:: Exercise prompt ::
Show, in full, each line of the data that contains "have".

:: Exercise material ::
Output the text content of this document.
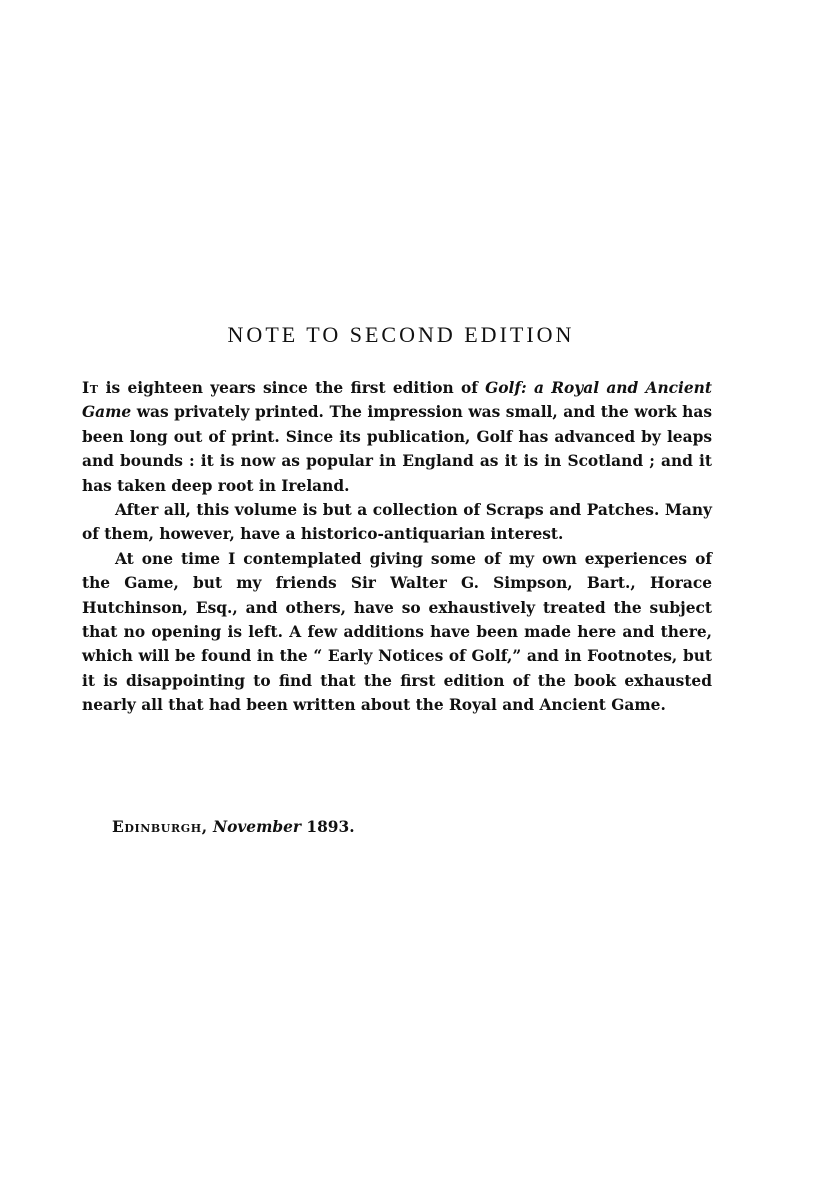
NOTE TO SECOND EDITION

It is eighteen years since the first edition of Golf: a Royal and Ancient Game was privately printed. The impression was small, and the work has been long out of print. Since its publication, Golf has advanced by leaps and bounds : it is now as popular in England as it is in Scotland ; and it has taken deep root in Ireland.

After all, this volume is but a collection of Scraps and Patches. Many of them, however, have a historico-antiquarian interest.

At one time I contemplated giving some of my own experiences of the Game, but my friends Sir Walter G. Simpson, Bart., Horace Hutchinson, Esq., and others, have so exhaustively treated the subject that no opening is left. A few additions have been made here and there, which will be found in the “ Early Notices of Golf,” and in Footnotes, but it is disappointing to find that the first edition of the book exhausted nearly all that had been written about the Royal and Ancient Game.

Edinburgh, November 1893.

:: Solution to the problem ::
After all, this volume is but a collection of Scraps and Patches. Many of them, however, have a historico-antiquarian interest.
At one time I contemplated giving some of my own experiences of the Game, but my friends Sir Walter G. Simpson, Bart., Horace Hutchinson, Esq., and others, have so exhaustively treated the subject that no opening is left. A few additions have been made here and there, which will be found in the “ Early Notices of Golf,” and in Footnotes, but it is disappointing to find that the first edition of the book exhausted nearly all that had been written about the Royal and Ancient Game.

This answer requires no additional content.